In the material below, find every line with "this" and pull it out.

■ ■ ■ ■

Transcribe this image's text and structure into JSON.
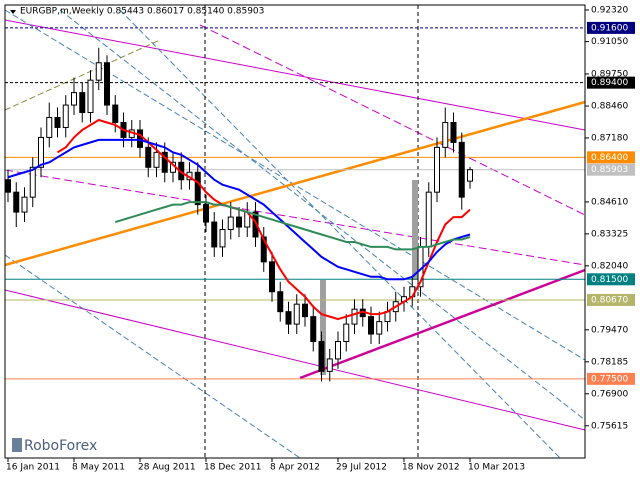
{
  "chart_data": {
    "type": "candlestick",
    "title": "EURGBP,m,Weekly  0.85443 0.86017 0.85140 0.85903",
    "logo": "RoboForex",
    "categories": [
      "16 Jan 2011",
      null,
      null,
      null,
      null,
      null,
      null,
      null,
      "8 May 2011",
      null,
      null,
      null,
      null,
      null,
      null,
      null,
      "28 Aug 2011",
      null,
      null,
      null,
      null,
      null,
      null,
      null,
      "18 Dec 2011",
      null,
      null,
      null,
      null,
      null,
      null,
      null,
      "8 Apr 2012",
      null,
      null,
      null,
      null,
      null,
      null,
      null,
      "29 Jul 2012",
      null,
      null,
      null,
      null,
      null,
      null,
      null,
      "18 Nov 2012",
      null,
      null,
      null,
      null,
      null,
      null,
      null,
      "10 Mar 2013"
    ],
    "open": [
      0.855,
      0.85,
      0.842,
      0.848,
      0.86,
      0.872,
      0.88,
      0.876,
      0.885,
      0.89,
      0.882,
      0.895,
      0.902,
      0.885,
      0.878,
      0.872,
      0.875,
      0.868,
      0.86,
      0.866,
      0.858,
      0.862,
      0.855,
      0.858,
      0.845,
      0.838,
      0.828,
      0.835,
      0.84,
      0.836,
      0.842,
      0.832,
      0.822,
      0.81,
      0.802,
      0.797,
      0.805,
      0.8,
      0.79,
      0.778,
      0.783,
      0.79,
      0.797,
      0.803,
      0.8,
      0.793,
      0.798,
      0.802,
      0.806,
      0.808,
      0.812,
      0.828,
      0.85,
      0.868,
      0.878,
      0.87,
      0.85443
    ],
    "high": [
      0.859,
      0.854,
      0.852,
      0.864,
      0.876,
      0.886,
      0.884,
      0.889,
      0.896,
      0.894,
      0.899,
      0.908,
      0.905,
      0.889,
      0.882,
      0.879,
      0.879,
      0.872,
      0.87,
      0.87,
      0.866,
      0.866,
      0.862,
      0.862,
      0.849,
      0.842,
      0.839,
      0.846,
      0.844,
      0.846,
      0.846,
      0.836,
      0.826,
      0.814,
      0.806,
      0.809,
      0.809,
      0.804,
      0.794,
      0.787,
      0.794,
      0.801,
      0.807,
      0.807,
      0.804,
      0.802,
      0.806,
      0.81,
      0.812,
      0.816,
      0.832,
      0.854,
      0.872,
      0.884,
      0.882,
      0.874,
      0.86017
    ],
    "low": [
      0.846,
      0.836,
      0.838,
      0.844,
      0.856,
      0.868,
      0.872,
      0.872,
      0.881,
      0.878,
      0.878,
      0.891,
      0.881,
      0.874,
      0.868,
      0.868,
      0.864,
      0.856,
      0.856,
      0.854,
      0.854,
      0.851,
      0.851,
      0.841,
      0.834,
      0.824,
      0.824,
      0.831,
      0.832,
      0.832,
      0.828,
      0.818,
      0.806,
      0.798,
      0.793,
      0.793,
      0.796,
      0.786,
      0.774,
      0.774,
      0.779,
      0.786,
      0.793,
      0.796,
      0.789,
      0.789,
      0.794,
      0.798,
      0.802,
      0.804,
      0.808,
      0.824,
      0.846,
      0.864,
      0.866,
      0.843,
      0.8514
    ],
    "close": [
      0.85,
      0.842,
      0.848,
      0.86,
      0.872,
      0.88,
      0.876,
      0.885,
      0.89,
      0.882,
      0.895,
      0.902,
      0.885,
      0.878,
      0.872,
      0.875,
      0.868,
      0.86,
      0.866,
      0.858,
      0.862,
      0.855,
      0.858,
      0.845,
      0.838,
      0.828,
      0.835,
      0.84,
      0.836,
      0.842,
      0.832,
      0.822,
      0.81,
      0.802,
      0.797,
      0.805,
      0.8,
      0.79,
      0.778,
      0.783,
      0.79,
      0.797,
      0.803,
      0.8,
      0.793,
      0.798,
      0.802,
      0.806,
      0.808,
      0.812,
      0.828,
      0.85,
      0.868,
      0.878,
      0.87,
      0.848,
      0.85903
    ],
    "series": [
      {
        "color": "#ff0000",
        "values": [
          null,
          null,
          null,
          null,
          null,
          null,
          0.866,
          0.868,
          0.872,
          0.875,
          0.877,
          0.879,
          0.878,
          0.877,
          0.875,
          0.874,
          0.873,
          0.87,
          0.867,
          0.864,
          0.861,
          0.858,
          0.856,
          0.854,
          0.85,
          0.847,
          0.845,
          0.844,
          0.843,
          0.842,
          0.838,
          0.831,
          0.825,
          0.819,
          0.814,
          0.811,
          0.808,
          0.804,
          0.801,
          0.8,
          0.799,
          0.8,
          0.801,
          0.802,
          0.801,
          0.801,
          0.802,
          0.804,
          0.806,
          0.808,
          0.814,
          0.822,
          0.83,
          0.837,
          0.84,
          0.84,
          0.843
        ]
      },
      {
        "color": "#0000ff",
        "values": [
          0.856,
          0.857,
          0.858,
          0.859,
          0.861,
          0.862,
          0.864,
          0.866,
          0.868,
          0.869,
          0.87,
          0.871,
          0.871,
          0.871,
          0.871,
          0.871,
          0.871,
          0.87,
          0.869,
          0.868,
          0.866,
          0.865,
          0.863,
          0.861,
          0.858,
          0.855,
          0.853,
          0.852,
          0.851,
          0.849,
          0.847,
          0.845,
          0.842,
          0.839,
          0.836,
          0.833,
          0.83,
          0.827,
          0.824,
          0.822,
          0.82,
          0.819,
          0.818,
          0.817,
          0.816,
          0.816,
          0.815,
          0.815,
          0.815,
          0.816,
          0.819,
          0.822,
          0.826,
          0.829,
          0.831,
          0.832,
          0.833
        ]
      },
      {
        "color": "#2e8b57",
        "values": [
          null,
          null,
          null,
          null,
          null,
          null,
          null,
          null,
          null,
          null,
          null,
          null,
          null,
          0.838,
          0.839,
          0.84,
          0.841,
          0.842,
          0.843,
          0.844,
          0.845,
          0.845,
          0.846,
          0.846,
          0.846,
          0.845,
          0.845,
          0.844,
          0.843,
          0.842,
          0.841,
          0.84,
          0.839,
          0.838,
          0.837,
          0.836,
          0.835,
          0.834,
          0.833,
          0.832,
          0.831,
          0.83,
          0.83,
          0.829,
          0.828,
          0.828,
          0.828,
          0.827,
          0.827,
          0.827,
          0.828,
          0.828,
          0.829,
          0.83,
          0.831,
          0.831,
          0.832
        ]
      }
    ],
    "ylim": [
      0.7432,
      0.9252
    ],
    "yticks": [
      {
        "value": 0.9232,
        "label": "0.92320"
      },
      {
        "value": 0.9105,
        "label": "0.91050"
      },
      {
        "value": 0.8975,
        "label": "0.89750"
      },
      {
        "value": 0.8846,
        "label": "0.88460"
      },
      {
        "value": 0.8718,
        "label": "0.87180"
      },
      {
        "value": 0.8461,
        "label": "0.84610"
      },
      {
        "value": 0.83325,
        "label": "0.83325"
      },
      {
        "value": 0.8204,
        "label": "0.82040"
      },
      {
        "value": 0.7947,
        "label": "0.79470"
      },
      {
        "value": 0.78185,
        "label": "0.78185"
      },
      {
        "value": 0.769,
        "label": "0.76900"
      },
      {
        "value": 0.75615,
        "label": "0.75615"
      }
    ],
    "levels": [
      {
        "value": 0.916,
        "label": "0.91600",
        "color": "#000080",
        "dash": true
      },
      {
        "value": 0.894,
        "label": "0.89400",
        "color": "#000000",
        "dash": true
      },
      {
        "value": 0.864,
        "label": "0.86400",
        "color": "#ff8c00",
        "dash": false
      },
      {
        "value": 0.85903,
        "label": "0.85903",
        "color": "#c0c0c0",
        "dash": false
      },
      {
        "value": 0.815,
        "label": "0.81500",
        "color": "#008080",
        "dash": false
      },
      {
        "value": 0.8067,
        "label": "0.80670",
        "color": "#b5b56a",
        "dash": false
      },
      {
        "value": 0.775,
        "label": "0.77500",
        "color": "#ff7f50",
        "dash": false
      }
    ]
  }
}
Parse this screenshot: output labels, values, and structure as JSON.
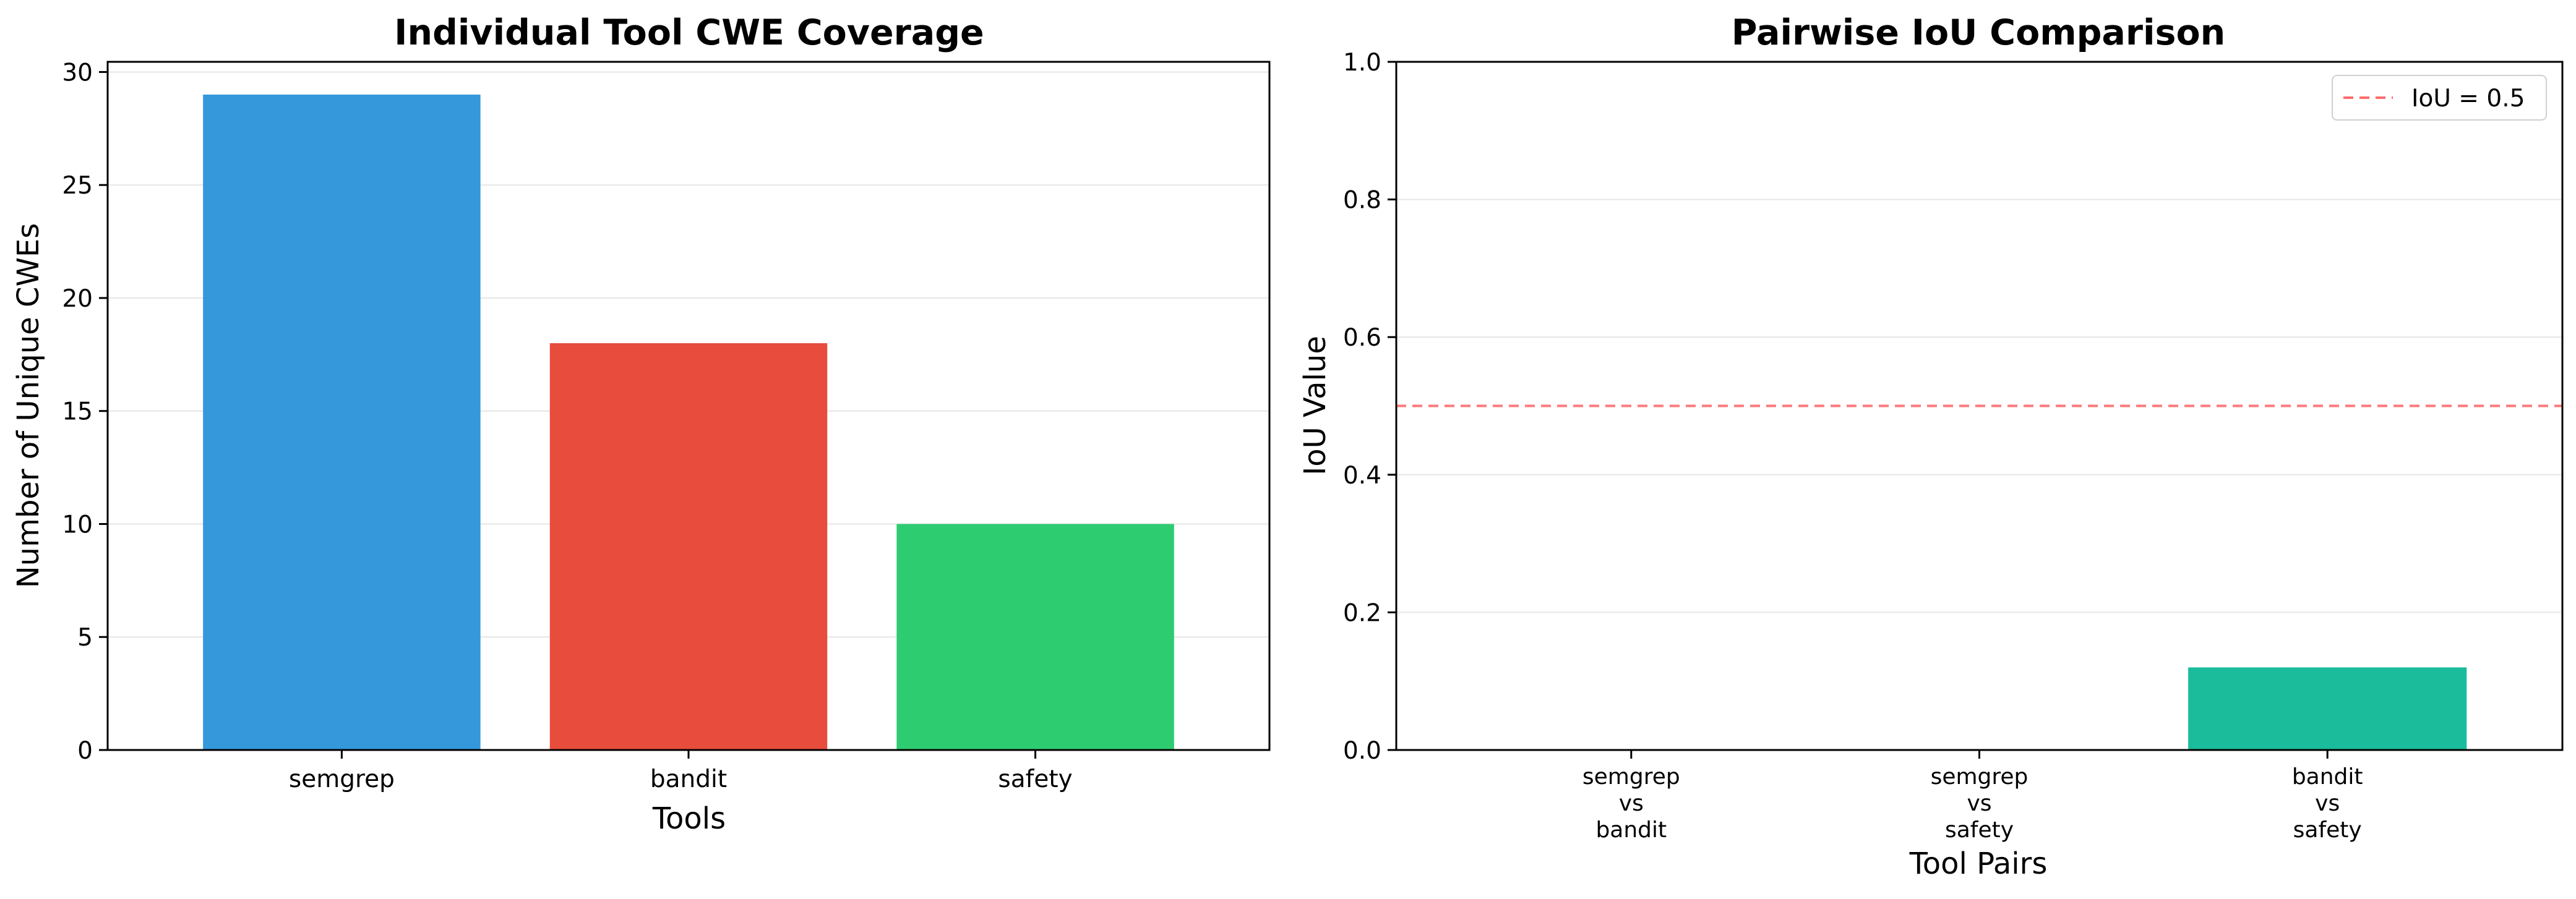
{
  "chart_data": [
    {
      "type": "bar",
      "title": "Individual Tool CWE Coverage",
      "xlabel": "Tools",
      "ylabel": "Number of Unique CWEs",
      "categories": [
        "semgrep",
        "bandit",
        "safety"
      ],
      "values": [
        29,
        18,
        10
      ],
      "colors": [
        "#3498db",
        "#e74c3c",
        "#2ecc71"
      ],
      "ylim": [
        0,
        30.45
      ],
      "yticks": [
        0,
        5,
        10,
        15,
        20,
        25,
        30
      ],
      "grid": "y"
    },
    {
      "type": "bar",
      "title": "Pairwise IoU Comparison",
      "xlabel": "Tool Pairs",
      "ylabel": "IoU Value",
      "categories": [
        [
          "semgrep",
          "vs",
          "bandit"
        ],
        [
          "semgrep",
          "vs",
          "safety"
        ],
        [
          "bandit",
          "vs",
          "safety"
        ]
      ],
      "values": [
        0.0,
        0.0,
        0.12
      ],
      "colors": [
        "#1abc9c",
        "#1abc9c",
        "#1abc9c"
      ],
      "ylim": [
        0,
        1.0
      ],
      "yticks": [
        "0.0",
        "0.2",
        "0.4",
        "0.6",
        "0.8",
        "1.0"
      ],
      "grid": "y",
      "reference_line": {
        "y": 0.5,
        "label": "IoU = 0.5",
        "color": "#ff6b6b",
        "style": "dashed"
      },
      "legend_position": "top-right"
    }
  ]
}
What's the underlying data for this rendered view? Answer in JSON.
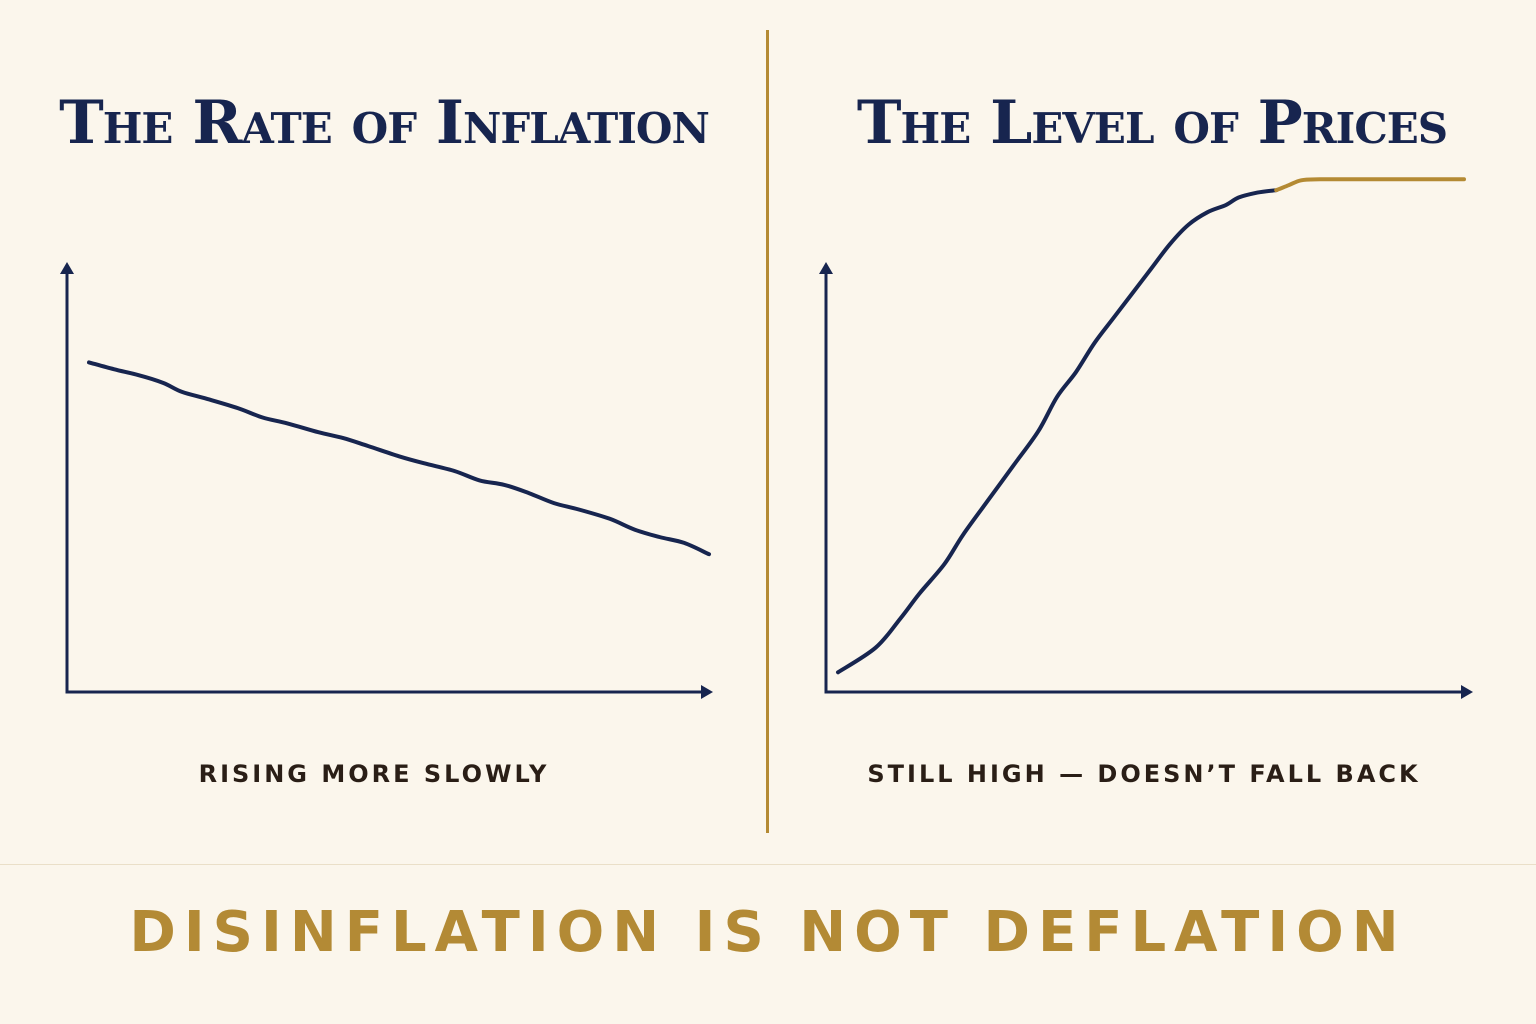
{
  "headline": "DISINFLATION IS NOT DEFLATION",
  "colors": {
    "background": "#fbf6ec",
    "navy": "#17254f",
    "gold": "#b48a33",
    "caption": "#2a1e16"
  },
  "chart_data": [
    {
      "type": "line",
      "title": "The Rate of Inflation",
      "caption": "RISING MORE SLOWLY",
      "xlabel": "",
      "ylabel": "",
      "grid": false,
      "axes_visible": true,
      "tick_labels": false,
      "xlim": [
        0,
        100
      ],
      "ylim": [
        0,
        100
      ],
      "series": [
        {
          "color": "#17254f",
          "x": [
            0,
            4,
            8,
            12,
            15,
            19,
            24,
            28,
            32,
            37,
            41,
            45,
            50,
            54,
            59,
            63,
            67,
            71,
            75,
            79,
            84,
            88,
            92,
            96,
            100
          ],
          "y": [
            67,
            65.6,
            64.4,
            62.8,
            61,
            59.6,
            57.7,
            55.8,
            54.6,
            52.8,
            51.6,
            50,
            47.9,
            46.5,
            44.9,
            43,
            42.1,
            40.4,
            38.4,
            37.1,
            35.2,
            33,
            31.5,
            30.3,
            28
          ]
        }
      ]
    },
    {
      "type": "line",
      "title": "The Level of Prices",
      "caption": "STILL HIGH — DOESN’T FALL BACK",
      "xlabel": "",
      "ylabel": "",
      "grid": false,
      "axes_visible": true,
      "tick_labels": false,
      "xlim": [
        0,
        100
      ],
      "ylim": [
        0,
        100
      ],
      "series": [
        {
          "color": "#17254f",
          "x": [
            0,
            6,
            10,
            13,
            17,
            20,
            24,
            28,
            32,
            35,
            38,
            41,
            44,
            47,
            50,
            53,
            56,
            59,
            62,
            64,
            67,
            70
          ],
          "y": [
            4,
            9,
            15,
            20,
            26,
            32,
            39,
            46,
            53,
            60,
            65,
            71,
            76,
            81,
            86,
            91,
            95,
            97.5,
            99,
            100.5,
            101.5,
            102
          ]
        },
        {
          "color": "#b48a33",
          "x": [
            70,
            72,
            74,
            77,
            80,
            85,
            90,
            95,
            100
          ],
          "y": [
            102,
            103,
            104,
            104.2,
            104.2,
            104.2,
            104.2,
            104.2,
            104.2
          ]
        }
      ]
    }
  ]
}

■ ■ ■ ■

Task response >>
Transcribe this image's text and structure into JSON.
Parse this screenshot: output labels, values, and structure as JSON.
What's the underlying data for this rendered view? Answer in JSON.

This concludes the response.